■ **Input rows**:
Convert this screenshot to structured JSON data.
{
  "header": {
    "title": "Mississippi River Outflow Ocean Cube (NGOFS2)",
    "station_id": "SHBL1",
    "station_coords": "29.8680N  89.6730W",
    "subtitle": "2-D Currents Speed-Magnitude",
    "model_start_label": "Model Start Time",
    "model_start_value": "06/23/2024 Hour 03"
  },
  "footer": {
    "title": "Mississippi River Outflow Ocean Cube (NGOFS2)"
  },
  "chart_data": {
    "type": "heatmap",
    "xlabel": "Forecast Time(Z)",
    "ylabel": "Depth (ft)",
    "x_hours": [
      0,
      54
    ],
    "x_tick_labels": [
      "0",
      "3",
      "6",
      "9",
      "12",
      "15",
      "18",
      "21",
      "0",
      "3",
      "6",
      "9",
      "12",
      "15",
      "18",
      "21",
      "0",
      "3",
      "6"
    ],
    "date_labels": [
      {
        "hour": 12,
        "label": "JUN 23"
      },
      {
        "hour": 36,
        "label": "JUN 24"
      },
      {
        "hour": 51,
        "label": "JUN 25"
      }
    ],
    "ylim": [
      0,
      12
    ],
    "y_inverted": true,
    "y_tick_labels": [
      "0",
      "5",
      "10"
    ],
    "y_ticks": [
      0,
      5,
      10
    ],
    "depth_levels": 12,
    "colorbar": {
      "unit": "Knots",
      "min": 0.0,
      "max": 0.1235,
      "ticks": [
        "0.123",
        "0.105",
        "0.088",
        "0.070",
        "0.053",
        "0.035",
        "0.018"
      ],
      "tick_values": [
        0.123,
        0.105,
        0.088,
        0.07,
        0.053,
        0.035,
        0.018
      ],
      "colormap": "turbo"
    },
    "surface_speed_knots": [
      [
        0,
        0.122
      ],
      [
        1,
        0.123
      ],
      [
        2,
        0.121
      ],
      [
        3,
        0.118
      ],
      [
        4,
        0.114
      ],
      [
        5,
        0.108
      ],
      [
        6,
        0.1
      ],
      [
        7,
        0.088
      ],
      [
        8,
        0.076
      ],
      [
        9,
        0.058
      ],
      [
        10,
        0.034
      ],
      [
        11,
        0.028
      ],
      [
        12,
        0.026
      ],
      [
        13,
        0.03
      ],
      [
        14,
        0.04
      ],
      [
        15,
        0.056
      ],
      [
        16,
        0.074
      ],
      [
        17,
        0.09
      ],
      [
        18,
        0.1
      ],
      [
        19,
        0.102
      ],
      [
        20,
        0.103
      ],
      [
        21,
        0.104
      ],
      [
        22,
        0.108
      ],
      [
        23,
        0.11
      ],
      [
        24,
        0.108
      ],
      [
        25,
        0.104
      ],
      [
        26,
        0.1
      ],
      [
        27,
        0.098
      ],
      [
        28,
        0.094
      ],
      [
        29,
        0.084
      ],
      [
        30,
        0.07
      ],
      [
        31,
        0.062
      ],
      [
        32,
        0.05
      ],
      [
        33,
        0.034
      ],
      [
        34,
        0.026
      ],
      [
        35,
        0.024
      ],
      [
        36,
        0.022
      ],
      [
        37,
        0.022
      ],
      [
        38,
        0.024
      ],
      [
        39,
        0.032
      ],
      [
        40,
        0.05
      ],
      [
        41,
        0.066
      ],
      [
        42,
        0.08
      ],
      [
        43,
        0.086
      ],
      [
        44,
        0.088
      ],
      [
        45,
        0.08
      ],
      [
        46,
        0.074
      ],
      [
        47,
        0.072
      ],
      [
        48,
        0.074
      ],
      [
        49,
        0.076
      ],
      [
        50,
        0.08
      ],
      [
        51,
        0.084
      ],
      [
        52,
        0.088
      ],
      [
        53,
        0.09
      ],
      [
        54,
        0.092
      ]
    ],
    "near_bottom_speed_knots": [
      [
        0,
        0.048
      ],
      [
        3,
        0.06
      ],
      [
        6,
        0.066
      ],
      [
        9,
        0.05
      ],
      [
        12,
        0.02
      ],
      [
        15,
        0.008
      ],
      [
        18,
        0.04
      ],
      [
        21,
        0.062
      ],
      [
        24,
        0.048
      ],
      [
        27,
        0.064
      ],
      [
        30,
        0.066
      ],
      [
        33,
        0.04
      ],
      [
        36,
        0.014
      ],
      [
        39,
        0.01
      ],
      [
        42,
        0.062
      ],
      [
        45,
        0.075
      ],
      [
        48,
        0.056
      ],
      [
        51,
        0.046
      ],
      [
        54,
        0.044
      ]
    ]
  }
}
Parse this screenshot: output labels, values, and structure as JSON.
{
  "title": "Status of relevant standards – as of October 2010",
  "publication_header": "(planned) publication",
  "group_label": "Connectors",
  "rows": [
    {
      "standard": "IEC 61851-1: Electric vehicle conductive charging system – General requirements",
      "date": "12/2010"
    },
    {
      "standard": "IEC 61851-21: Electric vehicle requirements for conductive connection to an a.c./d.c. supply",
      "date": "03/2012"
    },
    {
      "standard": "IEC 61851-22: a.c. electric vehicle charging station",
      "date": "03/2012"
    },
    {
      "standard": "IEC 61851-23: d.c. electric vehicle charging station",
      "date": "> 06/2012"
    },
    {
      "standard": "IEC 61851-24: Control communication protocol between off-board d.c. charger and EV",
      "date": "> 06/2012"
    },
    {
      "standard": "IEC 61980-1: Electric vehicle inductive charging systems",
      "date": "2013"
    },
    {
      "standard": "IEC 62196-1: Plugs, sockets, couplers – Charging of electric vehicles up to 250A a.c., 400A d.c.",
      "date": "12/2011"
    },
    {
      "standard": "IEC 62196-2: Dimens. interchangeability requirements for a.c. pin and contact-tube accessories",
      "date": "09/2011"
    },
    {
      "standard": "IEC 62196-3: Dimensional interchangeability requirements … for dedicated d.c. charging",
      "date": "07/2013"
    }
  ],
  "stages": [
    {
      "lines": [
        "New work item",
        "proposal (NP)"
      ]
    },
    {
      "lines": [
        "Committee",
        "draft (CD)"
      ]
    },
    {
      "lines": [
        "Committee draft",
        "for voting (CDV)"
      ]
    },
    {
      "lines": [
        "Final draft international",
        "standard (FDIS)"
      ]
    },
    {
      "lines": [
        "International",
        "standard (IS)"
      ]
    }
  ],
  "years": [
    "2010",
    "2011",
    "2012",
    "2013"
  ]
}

■ **Requirements**: In the records above, locate each line with the word "draft". Copy all such lines.

■ **The response**:
        "draft (CD)"
        "Committee draft",
        "Final draft international",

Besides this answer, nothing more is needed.